### TASK STATEMENT:
Exclude images, then output the remaining data verbatim.

Items from a dataset:
┄┄┄┄┄┄┄┄┄┄┄┄┄┄┄┄┄┄┄┄

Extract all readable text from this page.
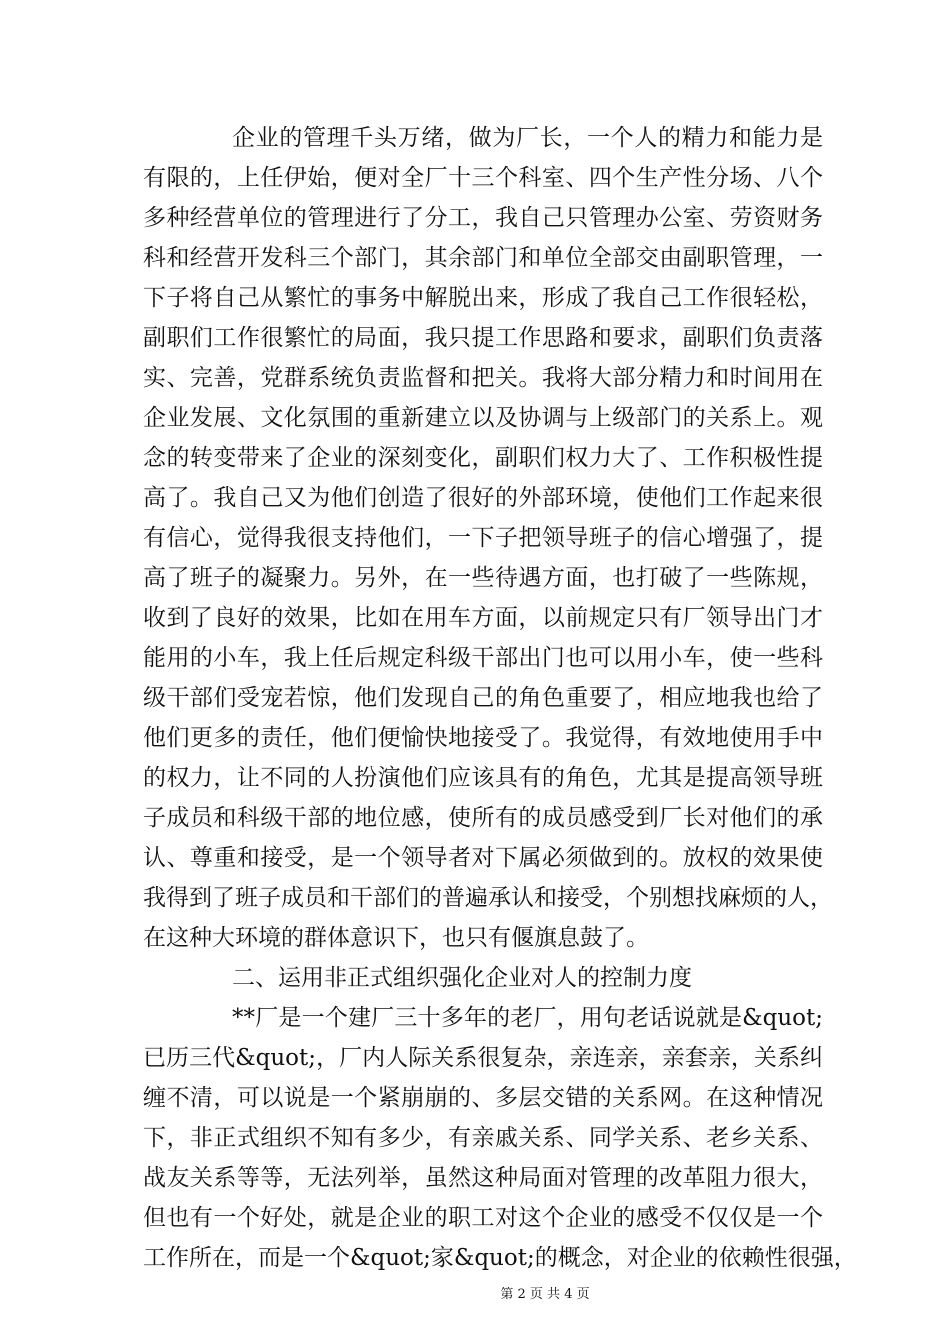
企业的管理千头万绪，做为厂长，一个人的精力和能力是
有限的，上任伊始，便对全厂十三个科室、四个生产性分场、八个
多种经营单位的管理进行了分工，我自己只管理办公室、劳资财务
科和经营开发科三个部门，其余部门和单位全部交由副职管理，一
下子将自己从繁忙的事务中解脱出来，形成了我自己工作很轻松，
副职们工作很繁忙的局面，我只提工作思路和要求，副职们负责落
实、完善，党群系统负责监督和把关。我将大部分精力和时间用在
企业发展、文化氛围的重新建立以及协调与上级部门的关系上。观
念的转变带来了企业的深刻变化，副职们权力大了、工作积极性提
高了。我自己又为他们创造了很好的外部环境，使他们工作起来很
有信心，觉得我很支持他们，一下子把领导班子的信心增强了，提
高了班子的凝聚力。另外，在一些待遇方面，也打破了一些陈规，
收到了良好的效果，比如在用车方面，以前规定只有厂领导出门才
能用的小车，我上任后规定科级干部出门也可以用小车，使一些科
级干部们受宠若惊，他们发现自己的角色重要了，相应地我也给了
他们更多的责任，他们便愉快地接受了。我觉得，有效地使用手中
的权力，让不同的人扮演他们应该具有的角色，尤其是提高领导班
子成员和科级干部的地位感，使所有的成员感受到厂长对他们的承
认、尊重和接受，是一个领导者对下属必须做到的。放权的效果使
我得到了班子成员和干部们的普遍承认和接受，个别想找麻烦的人，
在这种大环境的群体意识下，也只有偃旗息鼓了。
二、运用非正式组织强化企业对人的控制力度
**厂是一个建厂三十多年的老厂，用句老话说就是&quot;
已历三代&quot;，厂内人际关系很复杂，亲连亲，亲套亲，关系纠
缠不清，可以说是一个紧崩崩的、多层交错的关系网。在这种情况
下，非正式组织不知有多少，有亲戚关系、同学关系、老乡关系、
战友关系等等，无法列举，虽然这种局面对管理的改革阻力很大，
但也有一个好处，就是企业的职工对这个企业的感受不仅仅是一个
工作所在，而是一个&quot;家&quot;的概念，对企业的依赖性很强，
第 2 页 共 4 页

┄┄┄┄┄┄┄┄┄┄┄┄┄┄┄┄┄┄┄┄

### SOLUTION BELOW:
Extract all readable text from this page.
企业的管理千头万绪，做为厂长，一个人的精力和能力是
有限的，上任伊始，便对全厂十三个科室、四个生产性分场、八个
多种经营单位的管理进行了分工，我自己只管理办公室、劳资财务
科和经营开发科三个部门，其余部门和单位全部交由副职管理，一
下子将自己从繁忙的事务中解脱出来，形成了我自己工作很轻松，
副职们工作很繁忙的局面，我只提工作思路和要求，副职们负责落
实、完善，党群系统负责监督和把关。我将大部分精力和时间用在
企业发展、文化氛围的重新建立以及协调与上级部门的关系上。观
念的转变带来了企业的深刻变化，副职们权力大了、工作积极性提
高了。我自己又为他们创造了很好的外部环境，使他们工作起来很
有信心，觉得我很支持他们，一下子把领导班子的信心增强了，提
高了班子的凝聚力。另外，在一些待遇方面，也打破了一些陈规，
收到了良好的效果，比如在用车方面，以前规定只有厂领导出门才
能用的小车，我上任后规定科级干部出门也可以用小车，使一些科
级干部们受宠若惊，他们发现自己的角色重要了，相应地我也给了
他们更多的责任，他们便愉快地接受了。我觉得，有效地使用手中
的权力，让不同的人扮演他们应该具有的角色，尤其是提高领导班
子成员和科级干部的地位感，使所有的成员感受到厂长对他们的承
认、尊重和接受，是一个领导者对下属必须做到的。放权的效果使
我得到了班子成员和干部们的普遍承认和接受，个别想找麻烦的人，
在这种大环境的群体意识下，也只有偃旗息鼓了。
二、运用非正式组织强化企业对人的控制力度
**厂是一个建厂三十多年的老厂，用句老话说就是&quot;
已历三代&quot;，厂内人际关系很复杂，亲连亲，亲套亲，关系纠
缠不清，可以说是一个紧崩崩的、多层交错的关系网。在这种情况
下，非正式组织不知有多少，有亲戚关系、同学关系、老乡关系、
战友关系等等，无法列举，虽然这种局面对管理的改革阻力很大，
但也有一个好处，就是企业的职工对这个企业的感受不仅仅是一个
工作所在，而是一个&quot;家&quot;的概念，对企业的依赖性很强，
第 2 页 共 4 页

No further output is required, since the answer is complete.